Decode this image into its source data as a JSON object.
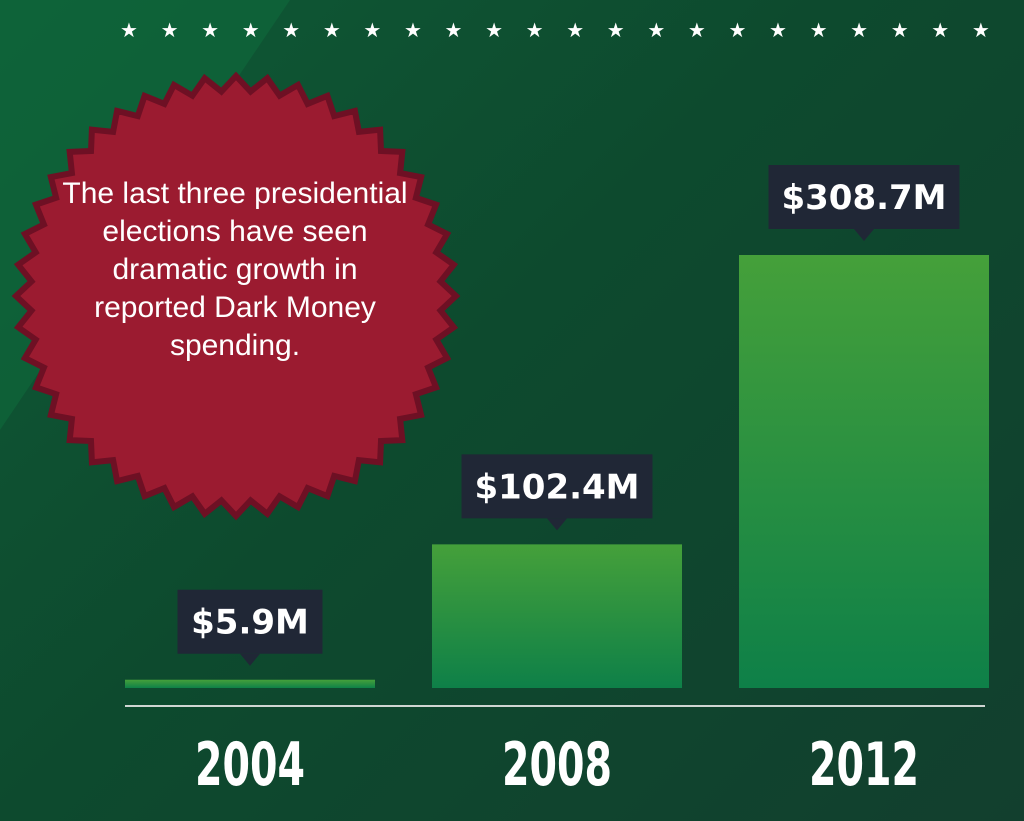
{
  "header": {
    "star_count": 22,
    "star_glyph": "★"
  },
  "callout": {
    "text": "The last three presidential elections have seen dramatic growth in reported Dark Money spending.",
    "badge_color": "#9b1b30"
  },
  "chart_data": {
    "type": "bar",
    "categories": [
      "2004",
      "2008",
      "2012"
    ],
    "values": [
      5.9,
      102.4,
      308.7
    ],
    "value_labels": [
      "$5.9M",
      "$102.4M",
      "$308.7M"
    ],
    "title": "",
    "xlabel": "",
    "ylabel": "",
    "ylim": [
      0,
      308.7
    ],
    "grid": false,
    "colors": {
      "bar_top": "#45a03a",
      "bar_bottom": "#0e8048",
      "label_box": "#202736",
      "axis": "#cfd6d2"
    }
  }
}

::::::

Objective:
Reproduce each line of the records exactly, and omit every picture.

Solution for this problem:
Decode this image into its source data as a JSON object.
{
  "header": {
    "star_count": 22,
    "star_glyph": "★"
  },
  "callout": {
    "text": "The last three presidential elections have seen dramatic growth in reported Dark Money spending.",
    "badge_color": "#9b1b30"
  },
  "chart_data": {
    "type": "bar",
    "categories": [
      "2004",
      "2008",
      "2012"
    ],
    "values": [
      5.9,
      102.4,
      308.7
    ],
    "value_labels": [
      "$5.9M",
      "$102.4M",
      "$308.7M"
    ],
    "title": "",
    "xlabel": "",
    "ylabel": "",
    "ylim": [
      0,
      308.7
    ],
    "grid": false,
    "colors": {
      "bar_top": "#45a03a",
      "bar_bottom": "#0e8048",
      "label_box": "#202736",
      "axis": "#cfd6d2"
    }
  }
}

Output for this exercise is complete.